--- Stated goal ---
Beginning at the line that contains "What data populates", reproduce every line to the end of the material without changing any of them.

BEGIN Records to use

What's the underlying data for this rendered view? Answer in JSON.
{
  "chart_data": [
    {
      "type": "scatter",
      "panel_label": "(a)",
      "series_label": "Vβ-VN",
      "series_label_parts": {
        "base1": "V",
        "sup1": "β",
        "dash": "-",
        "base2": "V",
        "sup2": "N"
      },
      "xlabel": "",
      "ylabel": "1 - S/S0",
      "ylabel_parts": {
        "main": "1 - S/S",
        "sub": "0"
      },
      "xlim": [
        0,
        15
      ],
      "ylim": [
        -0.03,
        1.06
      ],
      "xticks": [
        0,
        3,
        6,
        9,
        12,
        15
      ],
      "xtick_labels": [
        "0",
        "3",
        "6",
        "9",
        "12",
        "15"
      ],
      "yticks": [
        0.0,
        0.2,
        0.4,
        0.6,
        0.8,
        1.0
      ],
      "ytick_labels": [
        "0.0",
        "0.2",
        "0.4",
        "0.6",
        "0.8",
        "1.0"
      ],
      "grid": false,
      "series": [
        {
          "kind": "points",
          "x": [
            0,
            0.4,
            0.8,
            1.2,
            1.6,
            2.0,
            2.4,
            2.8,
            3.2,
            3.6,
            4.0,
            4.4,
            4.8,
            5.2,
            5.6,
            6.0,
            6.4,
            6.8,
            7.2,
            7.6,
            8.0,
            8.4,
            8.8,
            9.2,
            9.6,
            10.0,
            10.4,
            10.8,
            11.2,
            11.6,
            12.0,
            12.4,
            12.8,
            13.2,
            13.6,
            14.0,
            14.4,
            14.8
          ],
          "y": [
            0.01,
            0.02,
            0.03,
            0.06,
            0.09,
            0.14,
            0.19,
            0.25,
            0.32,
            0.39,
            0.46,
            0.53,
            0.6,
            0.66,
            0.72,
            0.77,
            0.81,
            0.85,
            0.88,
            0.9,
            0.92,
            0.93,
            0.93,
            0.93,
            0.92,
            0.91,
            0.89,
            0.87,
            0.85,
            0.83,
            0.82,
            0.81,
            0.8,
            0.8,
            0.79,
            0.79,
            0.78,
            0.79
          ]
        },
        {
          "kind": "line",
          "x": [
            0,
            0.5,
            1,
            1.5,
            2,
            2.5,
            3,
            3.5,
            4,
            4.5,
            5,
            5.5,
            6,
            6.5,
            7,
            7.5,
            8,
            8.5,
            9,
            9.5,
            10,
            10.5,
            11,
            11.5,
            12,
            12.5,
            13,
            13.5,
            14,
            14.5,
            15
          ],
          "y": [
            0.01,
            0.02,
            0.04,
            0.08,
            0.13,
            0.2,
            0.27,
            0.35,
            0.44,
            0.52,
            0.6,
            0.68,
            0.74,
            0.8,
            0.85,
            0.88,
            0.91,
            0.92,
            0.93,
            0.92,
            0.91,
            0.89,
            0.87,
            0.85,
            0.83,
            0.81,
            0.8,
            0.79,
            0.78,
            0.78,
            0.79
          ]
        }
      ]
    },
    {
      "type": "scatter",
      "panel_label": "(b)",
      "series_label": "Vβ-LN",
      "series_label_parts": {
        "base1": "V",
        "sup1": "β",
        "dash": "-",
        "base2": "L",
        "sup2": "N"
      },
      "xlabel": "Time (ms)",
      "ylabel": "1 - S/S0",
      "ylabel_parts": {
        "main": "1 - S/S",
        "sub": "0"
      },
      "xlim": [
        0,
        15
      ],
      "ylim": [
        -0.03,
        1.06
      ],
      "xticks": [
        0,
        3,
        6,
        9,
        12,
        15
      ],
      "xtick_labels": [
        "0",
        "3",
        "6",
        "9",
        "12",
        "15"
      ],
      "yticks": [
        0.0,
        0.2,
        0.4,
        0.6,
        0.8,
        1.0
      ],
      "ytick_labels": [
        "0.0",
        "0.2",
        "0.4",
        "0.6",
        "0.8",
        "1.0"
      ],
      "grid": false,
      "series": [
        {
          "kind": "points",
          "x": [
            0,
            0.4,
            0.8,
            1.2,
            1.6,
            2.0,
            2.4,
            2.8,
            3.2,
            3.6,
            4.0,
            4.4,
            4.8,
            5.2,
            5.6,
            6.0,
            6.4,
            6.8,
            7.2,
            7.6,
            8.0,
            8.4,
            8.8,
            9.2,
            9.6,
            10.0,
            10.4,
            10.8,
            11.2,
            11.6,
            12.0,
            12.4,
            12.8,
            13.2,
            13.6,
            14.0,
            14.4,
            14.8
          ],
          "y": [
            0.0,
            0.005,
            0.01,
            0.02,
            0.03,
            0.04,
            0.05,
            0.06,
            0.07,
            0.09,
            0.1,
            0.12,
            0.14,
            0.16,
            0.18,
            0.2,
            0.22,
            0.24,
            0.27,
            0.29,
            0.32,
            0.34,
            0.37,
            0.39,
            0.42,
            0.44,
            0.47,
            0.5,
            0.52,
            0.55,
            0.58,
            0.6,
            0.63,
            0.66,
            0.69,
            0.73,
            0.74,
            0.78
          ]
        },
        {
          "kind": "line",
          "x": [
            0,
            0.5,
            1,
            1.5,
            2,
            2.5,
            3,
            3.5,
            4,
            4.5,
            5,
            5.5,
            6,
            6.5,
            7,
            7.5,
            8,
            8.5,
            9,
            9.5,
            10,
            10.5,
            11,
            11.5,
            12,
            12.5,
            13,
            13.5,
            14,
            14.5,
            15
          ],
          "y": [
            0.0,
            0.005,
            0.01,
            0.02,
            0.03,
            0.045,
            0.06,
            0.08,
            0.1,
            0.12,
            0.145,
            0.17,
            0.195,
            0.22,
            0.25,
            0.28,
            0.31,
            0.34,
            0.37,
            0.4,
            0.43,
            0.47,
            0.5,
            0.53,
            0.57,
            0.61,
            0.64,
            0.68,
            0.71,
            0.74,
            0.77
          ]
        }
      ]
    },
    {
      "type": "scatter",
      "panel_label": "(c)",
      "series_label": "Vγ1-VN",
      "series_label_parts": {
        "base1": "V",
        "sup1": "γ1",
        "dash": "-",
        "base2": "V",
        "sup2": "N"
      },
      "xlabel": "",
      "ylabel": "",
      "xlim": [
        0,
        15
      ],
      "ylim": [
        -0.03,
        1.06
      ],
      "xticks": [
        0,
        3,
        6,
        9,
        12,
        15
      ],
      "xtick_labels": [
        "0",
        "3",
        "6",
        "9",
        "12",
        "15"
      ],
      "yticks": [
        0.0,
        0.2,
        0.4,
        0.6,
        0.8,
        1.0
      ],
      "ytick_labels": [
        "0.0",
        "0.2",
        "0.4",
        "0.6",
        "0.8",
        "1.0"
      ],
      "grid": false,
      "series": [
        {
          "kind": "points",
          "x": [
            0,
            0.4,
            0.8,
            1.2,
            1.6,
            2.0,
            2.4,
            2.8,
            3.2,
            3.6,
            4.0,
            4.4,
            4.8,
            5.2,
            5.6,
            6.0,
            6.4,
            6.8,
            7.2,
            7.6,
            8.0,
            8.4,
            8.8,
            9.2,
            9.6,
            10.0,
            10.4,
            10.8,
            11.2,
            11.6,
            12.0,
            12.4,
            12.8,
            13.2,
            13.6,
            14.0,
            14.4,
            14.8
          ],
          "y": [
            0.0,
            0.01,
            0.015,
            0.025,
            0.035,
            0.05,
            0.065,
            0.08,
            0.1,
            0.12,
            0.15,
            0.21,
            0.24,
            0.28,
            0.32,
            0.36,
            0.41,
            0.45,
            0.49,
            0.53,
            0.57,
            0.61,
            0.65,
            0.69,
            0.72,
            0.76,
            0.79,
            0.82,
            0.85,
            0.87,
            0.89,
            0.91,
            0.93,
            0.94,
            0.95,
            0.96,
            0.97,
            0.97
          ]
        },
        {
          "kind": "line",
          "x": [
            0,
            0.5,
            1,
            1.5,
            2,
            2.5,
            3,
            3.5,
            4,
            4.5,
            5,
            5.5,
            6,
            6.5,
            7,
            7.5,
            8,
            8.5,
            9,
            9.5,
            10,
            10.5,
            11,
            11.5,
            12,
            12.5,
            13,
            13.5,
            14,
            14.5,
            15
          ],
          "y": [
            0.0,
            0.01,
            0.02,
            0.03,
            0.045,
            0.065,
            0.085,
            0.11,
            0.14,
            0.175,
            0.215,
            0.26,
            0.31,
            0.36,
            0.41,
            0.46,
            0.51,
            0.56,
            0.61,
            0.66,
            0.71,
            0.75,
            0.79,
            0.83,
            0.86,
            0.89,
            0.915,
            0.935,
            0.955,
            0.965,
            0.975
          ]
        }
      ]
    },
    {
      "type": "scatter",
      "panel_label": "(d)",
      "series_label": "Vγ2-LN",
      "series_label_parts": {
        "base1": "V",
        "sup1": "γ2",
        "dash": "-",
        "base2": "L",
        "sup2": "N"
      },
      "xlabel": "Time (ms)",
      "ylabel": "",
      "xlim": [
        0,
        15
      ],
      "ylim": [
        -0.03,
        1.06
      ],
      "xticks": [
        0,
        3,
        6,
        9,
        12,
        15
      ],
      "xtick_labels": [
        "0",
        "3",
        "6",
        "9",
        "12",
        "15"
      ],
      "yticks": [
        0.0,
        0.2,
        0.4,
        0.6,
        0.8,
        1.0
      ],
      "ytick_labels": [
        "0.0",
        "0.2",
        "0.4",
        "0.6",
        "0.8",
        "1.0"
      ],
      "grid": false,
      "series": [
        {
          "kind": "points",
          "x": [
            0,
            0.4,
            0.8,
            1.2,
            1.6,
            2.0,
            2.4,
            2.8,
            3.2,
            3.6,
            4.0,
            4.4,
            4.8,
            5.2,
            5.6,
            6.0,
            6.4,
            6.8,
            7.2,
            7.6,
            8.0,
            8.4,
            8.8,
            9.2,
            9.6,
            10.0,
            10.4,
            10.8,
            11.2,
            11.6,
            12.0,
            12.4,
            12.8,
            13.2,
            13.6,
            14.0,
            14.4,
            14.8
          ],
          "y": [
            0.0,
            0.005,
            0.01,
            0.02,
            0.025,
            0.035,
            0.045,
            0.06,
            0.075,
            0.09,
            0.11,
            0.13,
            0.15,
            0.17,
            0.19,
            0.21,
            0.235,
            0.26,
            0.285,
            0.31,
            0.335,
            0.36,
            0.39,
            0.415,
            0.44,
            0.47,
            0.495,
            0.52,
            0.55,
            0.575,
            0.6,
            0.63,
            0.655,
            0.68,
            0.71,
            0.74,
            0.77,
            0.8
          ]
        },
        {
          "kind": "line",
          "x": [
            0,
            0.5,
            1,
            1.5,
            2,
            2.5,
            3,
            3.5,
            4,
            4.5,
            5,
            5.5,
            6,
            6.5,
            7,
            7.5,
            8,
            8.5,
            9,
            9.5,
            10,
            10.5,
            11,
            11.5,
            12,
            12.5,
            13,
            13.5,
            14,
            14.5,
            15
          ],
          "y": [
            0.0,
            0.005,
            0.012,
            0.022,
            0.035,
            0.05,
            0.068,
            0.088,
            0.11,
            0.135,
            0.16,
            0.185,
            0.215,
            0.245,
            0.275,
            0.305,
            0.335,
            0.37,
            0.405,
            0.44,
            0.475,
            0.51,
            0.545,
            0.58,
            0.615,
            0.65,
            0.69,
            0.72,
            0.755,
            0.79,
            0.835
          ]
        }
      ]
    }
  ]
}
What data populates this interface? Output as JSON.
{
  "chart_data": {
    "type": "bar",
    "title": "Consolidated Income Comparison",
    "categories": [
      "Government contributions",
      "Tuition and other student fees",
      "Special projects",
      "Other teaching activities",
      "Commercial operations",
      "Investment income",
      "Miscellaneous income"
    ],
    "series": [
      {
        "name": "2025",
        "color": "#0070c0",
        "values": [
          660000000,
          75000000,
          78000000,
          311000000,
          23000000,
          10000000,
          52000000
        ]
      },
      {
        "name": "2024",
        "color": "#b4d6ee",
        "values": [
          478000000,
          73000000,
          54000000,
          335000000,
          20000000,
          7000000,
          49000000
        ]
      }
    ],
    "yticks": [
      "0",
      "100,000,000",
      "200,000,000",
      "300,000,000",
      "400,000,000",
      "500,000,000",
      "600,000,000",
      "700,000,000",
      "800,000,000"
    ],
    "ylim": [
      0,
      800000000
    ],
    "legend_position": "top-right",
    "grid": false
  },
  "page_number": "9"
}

END Records to use

--- Answer to the problem ---
What data populates this interface? Output as JSON.
{
  "chart_data": {
    "type": "bar",
    "title": "Consolidated Income Comparison",
    "categories": [
      "Government contributions",
      "Tuition and other student fees",
      "Special projects",
      "Other teaching activities",
      "Commercial operations",
      "Investment income",
      "Miscellaneous income"
    ],
    "series": [
      {
        "name": "2025",
        "color": "#0070c0",
        "values": [
          660000000,
          75000000,
          78000000,
          311000000,
          23000000,
          10000000,
          52000000
        ]
      },
      {
        "name": "2024",
        "color": "#b4d6ee",
        "values": [
          478000000,
          73000000,
          54000000,
          335000000,
          20000000,
          7000000,
          49000000
        ]
      }
    ],
    "yticks": [
      "0",
      "100,000,000",
      "200,000,000",
      "300,000,000",
      "400,000,000",
      "500,000,000",
      "600,000,000",
      "700,000,000",
      "800,000,000"
    ],
    "ylim": [
      0,
      800000000
    ],
    "legend_position": "top-right",
    "grid": false
  },
  "page_number": "9"
}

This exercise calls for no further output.